__The task__:
In two sentences, sum up the episode notes on "Divided Loyalties" that come before the records.

[[ Document extract, beginning ]]

A bit of foreshadowing about Talia I neglected to mention before - "death of personality" as judicial punishment. Being able to overwrite a personality was already established. The trick for "Divided Loyalties" is in having the new personality dormant behind the original, but able to take over. Also, Talia's line about "terrible things live inside all of us..."
This episode also tells us the Psi-Corp/Shadows conspiracy (conspiracies!) aren't unified, and compartmentalized. There are interesting observations here. Bester was NOT aware of Talia's sleeper - else he'd not have threatened her. Bureau 13 doesn't seem to know Talia's sleeper was "Control," else B13 wouldn't have ordered Talia eliminated. The show will make explicit in s3 that IPX, EarthGov, and Psi-Corp all have connections to Shadow agents. A B5 comic, published in summer of 1995 (intended to come out after the US premiere of "Divided Loyalties" before PTEN inexplicably decided to hold episodes back) featured an adventure Garibaldi and Sheridan had on Mars (an adventure hinted at in s1 "Infection" when Garibaldi is shown telling an ISN reporter, "...and so we walked 40 miles out of the desert," and again in s3 when Garibaldi tells a longer version of the story). When Garibaldi says in "Divided Loyalties," Psi-Corp has a facility in Syria Planum, well... Garibaldi has seen the facility with his own eyes. That same comic shows Talia at that facility.

[[ Document extract, end ]]
[[ Extracted records, beginning ]]

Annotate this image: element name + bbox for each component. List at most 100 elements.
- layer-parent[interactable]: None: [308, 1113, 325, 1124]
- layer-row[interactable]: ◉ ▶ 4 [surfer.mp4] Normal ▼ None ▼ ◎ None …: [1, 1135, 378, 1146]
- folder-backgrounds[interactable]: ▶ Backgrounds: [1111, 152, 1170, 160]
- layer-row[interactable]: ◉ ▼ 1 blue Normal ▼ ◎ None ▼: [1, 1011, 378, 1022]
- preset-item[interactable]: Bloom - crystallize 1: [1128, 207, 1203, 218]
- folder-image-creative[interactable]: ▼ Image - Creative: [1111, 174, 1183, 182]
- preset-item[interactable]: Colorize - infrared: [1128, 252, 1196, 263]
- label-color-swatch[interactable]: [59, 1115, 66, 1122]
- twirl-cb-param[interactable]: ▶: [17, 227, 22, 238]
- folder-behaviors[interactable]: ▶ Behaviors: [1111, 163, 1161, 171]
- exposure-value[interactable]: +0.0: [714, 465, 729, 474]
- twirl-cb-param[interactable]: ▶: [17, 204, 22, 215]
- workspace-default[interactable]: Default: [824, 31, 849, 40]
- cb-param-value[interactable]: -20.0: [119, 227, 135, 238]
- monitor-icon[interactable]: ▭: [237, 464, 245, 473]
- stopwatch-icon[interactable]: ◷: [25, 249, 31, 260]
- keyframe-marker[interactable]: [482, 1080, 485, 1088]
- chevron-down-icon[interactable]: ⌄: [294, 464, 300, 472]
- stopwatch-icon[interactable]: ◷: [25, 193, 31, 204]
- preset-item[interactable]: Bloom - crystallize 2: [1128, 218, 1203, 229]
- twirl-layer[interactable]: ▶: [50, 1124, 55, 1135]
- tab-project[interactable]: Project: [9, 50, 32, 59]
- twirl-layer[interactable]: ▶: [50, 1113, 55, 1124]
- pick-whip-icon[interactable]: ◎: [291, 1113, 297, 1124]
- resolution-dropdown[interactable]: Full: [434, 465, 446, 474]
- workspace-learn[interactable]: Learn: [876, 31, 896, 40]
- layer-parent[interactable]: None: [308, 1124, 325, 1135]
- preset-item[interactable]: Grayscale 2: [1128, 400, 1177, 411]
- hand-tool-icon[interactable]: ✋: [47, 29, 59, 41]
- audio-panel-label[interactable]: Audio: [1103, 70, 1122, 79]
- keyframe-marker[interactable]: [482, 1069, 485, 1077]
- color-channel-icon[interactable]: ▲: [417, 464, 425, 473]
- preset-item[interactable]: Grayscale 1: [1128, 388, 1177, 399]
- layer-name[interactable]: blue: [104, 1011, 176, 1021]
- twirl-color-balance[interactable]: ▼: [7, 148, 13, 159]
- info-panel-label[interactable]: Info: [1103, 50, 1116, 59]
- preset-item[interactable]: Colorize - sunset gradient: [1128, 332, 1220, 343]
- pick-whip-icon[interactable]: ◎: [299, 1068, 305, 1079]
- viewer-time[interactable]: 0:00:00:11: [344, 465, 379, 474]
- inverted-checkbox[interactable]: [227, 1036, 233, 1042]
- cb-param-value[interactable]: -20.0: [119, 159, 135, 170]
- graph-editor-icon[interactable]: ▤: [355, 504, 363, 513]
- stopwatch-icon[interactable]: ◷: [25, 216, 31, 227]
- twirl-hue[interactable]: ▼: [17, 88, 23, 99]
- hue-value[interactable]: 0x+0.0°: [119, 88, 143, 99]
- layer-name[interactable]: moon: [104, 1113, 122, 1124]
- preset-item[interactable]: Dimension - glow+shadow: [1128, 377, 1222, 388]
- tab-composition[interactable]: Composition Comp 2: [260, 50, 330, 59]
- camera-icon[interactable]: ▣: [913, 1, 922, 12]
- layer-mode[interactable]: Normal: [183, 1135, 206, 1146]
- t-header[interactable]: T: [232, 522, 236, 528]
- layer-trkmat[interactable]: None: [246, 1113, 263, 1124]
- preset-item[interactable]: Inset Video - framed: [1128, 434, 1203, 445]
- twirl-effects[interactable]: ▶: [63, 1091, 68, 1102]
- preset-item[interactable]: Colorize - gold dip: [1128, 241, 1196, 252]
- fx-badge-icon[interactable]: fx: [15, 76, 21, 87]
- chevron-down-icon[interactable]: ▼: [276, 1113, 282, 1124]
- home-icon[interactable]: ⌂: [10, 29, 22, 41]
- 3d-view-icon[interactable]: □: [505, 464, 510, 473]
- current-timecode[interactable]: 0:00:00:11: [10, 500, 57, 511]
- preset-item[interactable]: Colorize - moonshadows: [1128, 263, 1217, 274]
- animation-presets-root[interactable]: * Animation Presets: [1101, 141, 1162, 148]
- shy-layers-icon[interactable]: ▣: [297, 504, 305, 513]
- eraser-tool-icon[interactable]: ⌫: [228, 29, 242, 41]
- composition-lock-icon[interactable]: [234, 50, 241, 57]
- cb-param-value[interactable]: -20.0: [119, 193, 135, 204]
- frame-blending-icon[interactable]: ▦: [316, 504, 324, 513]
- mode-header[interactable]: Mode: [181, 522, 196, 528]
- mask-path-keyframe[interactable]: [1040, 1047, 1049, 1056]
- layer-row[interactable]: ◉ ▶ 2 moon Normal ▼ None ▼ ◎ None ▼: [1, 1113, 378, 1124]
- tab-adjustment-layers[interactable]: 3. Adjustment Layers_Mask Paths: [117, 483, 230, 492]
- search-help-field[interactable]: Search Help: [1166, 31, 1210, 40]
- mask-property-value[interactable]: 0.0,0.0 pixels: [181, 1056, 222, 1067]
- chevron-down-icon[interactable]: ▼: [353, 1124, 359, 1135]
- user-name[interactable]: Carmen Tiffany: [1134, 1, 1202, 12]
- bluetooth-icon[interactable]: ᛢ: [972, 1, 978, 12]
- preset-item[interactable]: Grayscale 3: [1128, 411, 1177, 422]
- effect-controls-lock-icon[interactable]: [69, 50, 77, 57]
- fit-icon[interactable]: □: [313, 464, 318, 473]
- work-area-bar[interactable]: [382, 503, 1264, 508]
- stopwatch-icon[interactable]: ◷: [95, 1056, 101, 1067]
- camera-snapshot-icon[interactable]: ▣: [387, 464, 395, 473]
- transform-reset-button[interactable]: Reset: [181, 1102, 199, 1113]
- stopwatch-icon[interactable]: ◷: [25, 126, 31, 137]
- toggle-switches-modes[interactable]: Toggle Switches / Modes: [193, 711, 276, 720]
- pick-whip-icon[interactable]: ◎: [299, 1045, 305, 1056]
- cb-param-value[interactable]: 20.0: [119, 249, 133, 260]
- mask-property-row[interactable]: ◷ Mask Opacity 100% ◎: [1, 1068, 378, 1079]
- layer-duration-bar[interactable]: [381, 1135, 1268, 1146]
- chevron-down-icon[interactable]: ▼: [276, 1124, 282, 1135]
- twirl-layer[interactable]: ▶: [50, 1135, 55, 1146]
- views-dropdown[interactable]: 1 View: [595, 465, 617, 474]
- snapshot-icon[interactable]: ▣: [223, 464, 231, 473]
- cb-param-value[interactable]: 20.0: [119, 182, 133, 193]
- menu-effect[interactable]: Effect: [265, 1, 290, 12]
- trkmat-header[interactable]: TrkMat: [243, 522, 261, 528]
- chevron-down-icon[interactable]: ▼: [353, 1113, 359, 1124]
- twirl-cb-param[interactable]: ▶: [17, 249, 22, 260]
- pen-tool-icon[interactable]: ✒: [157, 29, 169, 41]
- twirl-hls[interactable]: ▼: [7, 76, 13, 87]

[[ Extracted records, end ]]

__Result of the exercise__:
The notes point to earlier hints for Talia's hidden second personality, such as "death of personality" as a court punishment and her line that terrible things live inside all of us. They also say the episode shows the Psi-Corp/Shadows conspiracies are not unified, since Bester didn't know about Talia's sleeper and Bureau 13 didn't seem to know it was "Control," and they add that a 1995 comic showed Garibaldi seeing the Psi-Corp facility in Syria Planum, with Talia there.